▶ _PROBLEM A_
Translate this sentence from the piece about Rein, a dog who is aggressive toward other dogs, into Spanish: "She has never chewed a thing, or peed in the house."
▶ _PROBLEM B_
Continue the account of living with Rein, a dog who is aggressive toward other dogs, starting after its last sentence and keeping the same first-person voice.

▶ _EXTRACTED TEXT_
Rein is my first dog. I have a special bond with her that I cannot begin to explain. She’s been with me through tough times, sad times, silly times, and a few of the happiest times of my life.

She is so well behaved. She will fetch, return, sit, lay down, shake, high-10, roll over, crawl, and give lots of kisses. She has never chewed a thing, or peed in the house. She doesn’t bark, and she is so gentle with everyone from elderly to babies.  She loves puppies. And I love her.

Rein is aggressive towards other dogs. As my first dog, I learned this the hard way. I was ignorant, and I had no idea what I was doing. Why not take her to the dog park? Her paperwork upon adoption (from a legitimate rescue organization) said she is “great with other dogs and frequents the dog park”. I still don’t know whether they were lieing to me, to themselves, or something changed in her during that four months she was behind bars, waiting for someone, for us….to rescue her. She bit a dog that day, but she did not draw blood. She was so, so sorry. She rolled onto her back and looked at me with her big brown eyes..she didn’t mean to. The other dog was fine, but looking back I wonder if it would have been if we weren’t right next to her when it occurred.

Since then, Rein has gotten worse. At first, there were select, large, male dogs that she could be friends with and play, although dominantly. Now, she is okay with Ben (our other dog, who was adopted as a puppy), and she is okay with puppies. She is not okay with other dogs: male, female, small, large.

We put her through $400 group training, it did nothing. We hired a private trainer. He told me I was being crazy, it was “all in my head’, she was “so well behaved,” and I needed to “learn to trust [my] dog”. She fools everyone. She is such a beautiful soul. On our last session, he felt she was ‘ready’. I knew she wasn’t. He brought his dog, and forced me to introduce her to him. “Trust her, you’re being silly,” he kept saying. I know she can feed off my energy, so I did everything I could and I calmed myself. I trust you, Rein..you are ready for this. She wasn’t ready. This time she drew blood. He said it was his fault, and he was sorry. It wasn’t his fault, it was my fault.

After pulling her off this dog with tears in my eyes, something clicked inside of me. I don’t trust her, and I don’t know if I ever will.

Once, when Ben was just a puppy, house training, and needed to be rushed outside. I had left the door open a crack. I made a mistake and I saw it happen as I looked over my shoulder and up the front steps. It is a feeling I can never explain in words. She ran at a small dog.. It was too much for me to handle. I cried and cried, and J held me and told me it would be okay. Neither of us knew how to handle this. She laid on her bed all night, she wouldn’t even look at us. She knew it was wrong. The dog was fine, but the next day we were given a paper to go to court. We lost, of course, and had to pay the $500 fine. I would pay all the money in the world to have Rein be okay..

It is exhausting. We cannot leave the door open for even one second,  cant unload groceries the way you usually would,  can’t open the doors when it gets hot out–I don’t even trust the screen to keep her in..it’s too risky. We have to cross the road when we see another dog, and I have to be aware when turning corners..always. No one else can walk her– I don’t even trust J. I am so afraid of what will happen.. We can’t take her on walks in busy places, and have to avoid popular hiking trails because we might pass by another dog — it is that bad. I have to walk Ben separately, so he continues to interact properly. I keep telling myself she is worth it..but I just wish she could be normal.

▶ _DATASET SECTION_
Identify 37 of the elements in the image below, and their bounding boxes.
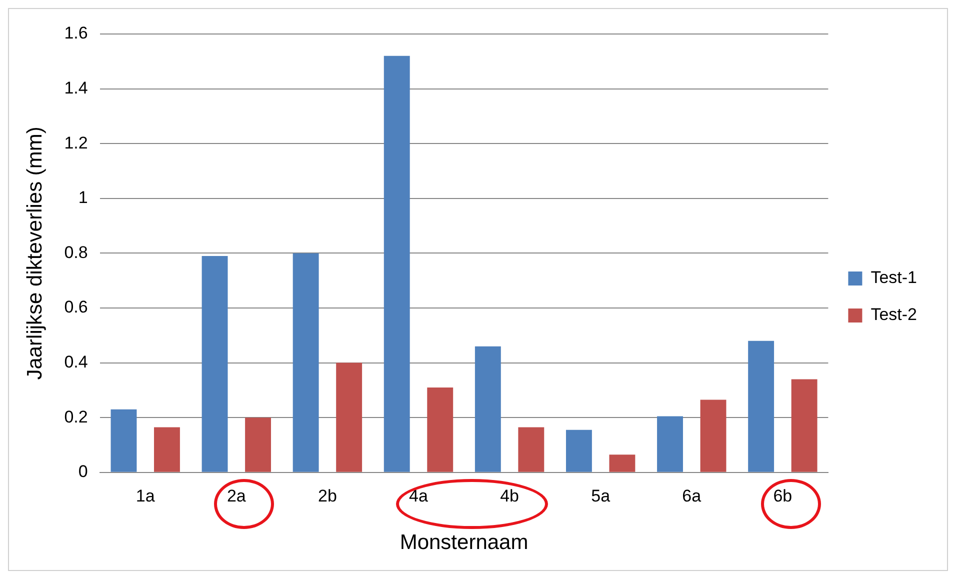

▶ _TASK RESPONSE A_
Nunca ha mordisqueado nada ni se ha hecho pis dentro de casa.

▶ _TASK RESPONSE B_
“It’s all about the owner,”  or

“Don’t blame the dog, blame the owner.”

Do you know how many times I’ve heard that? I believe it, too, and I hate myself for it.. Perhaps in this case, it’s all about the owner she had before us..for the first three years of her beautiful little life. Or maybe I just don’t know how to help her.

Last night, our neighbour saw me walking her and told me to give her to him. We know him quite well, and have spent many nights eating many dinners in their home. I told him no, she was fine, and we were headed home. He insisted, telling me she would “never get better if I didn’t train her properly.” He did a few things, made a few Caesar Milan sounds, and next thing you knew, Rein was laying calmly at his feet, succuming to him. He was the boss. Again, if you met Rein in the absense of other dogs, you would think she was one of the most well behaved dogs ever– this fools people. Next thing you knew, he was going to introduce her to his dog. I objected, again, but he insisted it was fine — it was his dog, and he knew how to handle things. I just wanted to believe him. I wanted everything to be fine. Things weren’t fine. Neighbour apologized and went home. He said it was his fault. It wasn’t. It was mine.

I called J at work, crying my eyes out, telling him we had to figure something out. Rightfully, he was frustrated and overwhelmed..who wants to deal with that call at work? I am desperate.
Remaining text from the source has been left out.